Available data –
********

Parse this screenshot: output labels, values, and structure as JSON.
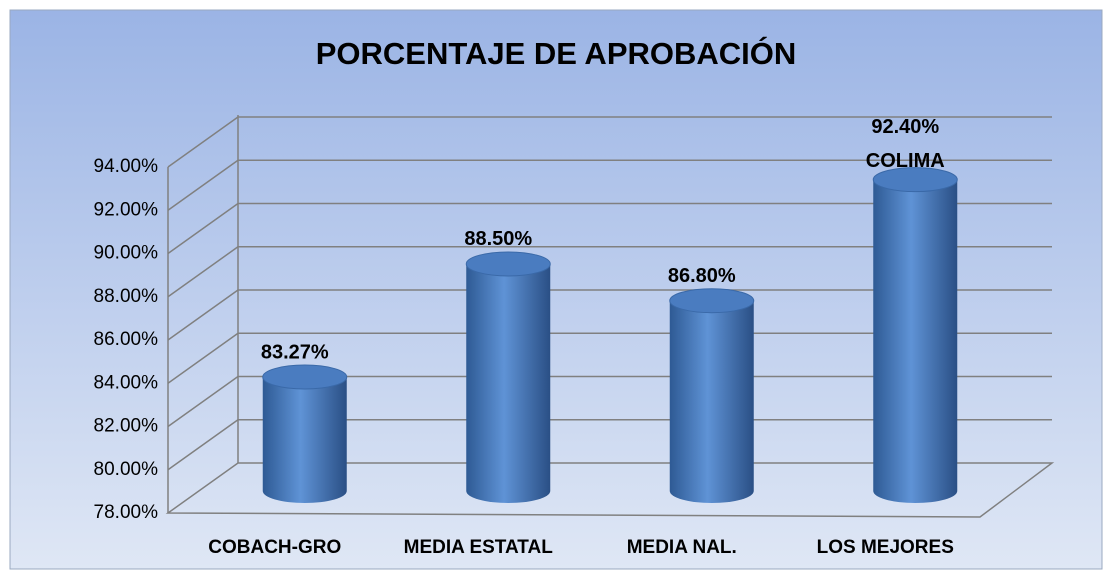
{
  "chart_data": {
    "type": "bar3d",
    "title": "PORCENTAJE DE APROBACIÓN",
    "categories": [
      "COBACH-GRO",
      "MEDIA ESTATAL",
      "MEDIA NAL.",
      "LOS MEJORES"
    ],
    "values": [
      83.27,
      88.5,
      86.8,
      92.4
    ],
    "value_labels": [
      "83.27%",
      "88.50%",
      "86.80%",
      "92.40%"
    ],
    "annotation": "COLIMA",
    "color": "#4f81bd",
    "ylim": [
      78,
      94
    ],
    "yticks": [
      {
        "value": 78,
        "label": "78.00%"
      },
      {
        "value": 80,
        "label": "80.00%"
      },
      {
        "value": 82,
        "label": "82.00%"
      },
      {
        "value": 84,
        "label": "84.00%"
      },
      {
        "value": 86,
        "label": "86.00%"
      },
      {
        "value": 88,
        "label": "88.00%"
      },
      {
        "value": 90,
        "label": "90.00%"
      },
      {
        "value": 92,
        "label": "92.00%"
      },
      {
        "value": 94,
        "label": "94.00%"
      }
    ],
    "grid": true
  }
}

********

Your task is to reproduce all of the material exactly. The pictures stay out.

Full output –
Parse this screenshot: output labels, values, and structure as JSON.
{
  "chart_data": {
    "type": "bar3d",
    "title": "PORCENTAJE DE APROBACIÓN",
    "categories": [
      "COBACH-GRO",
      "MEDIA ESTATAL",
      "MEDIA NAL.",
      "LOS MEJORES"
    ],
    "values": [
      83.27,
      88.5,
      86.8,
      92.4
    ],
    "value_labels": [
      "83.27%",
      "88.50%",
      "86.80%",
      "92.40%"
    ],
    "annotation": "COLIMA",
    "color": "#4f81bd",
    "ylim": [
      78,
      94
    ],
    "yticks": [
      {
        "value": 78,
        "label": "78.00%"
      },
      {
        "value": 80,
        "label": "80.00%"
      },
      {
        "value": 82,
        "label": "82.00%"
      },
      {
        "value": 84,
        "label": "84.00%"
      },
      {
        "value": 86,
        "label": "86.00%"
      },
      {
        "value": 88,
        "label": "88.00%"
      },
      {
        "value": 90,
        "label": "90.00%"
      },
      {
        "value": 92,
        "label": "92.00%"
      },
      {
        "value": 94,
        "label": "94.00%"
      }
    ],
    "grid": true
  }
}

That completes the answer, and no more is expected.